| WHAT THE TASK REQUIRES |
Copy out all of the material exactly.

::::

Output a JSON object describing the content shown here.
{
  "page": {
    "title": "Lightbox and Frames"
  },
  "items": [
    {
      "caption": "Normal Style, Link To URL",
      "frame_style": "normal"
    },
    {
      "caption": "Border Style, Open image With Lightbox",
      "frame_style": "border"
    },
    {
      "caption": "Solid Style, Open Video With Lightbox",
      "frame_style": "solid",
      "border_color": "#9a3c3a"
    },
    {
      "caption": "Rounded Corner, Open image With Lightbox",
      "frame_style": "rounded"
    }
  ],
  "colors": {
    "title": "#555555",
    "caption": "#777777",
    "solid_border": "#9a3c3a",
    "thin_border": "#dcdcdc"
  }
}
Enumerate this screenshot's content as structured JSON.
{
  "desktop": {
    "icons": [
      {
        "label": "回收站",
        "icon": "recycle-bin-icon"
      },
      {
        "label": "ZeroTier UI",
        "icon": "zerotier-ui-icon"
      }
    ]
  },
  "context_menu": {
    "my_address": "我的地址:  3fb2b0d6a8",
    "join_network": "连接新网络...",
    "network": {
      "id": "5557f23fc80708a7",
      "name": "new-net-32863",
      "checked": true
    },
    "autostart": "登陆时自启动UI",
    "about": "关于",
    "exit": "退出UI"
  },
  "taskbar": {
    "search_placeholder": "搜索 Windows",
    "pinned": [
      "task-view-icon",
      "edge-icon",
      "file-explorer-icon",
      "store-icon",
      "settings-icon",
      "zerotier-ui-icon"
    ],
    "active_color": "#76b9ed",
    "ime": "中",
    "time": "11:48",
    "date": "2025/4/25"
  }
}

::::

| CORRECT OUTPUT |
Output a JSON object describing the content shown here.
{
  "page": {
    "title": "Lightbox and Frames"
  },
  "items": [
    {
      "caption": "Normal Style, Link To URL",
      "frame_style": "normal"
    },
    {
      "caption": "Border Style, Open image With Lightbox",
      "frame_style": "border"
    },
    {
      "caption": "Solid Style, Open Video With Lightbox",
      "frame_style": "solid",
      "border_color": "#9a3c3a"
    },
    {
      "caption": "Rounded Corner, Open image With Lightbox",
      "frame_style": "rounded"
    }
  ],
  "colors": {
    "title": "#555555",
    "caption": "#777777",
    "solid_border": "#9a3c3a",
    "thin_border": "#dcdcdc"
  }
}
Enumerate this screenshot's content as structured JSON.
{
  "desktop": {
    "icons": [
      {
        "label": "回收站",
        "icon": "recycle-bin-icon"
      },
      {
        "label": "ZeroTier UI",
        "icon": "zerotier-ui-icon"
      }
    ]
  },
  "context_menu": {
    "my_address": "我的地址:  3fb2b0d6a8",
    "join_network": "连接新网络...",
    "network": {
      "id": "5557f23fc80708a7",
      "name": "new-net-32863",
      "checked": true
    },
    "autostart": "登陆时自启动UI",
    "about": "关于",
    "exit": "退出UI"
  },
  "taskbar": {
    "search_placeholder": "搜索 Windows",
    "pinned": [
      "task-view-icon",
      "edge-icon",
      "file-explorer-icon",
      "store-icon",
      "settings-icon",
      "zerotier-ui-icon"
    ],
    "active_color": "#76b9ed",
    "ime": "中",
    "time": "11:48",
    "date": "2025/4/25"
  }
}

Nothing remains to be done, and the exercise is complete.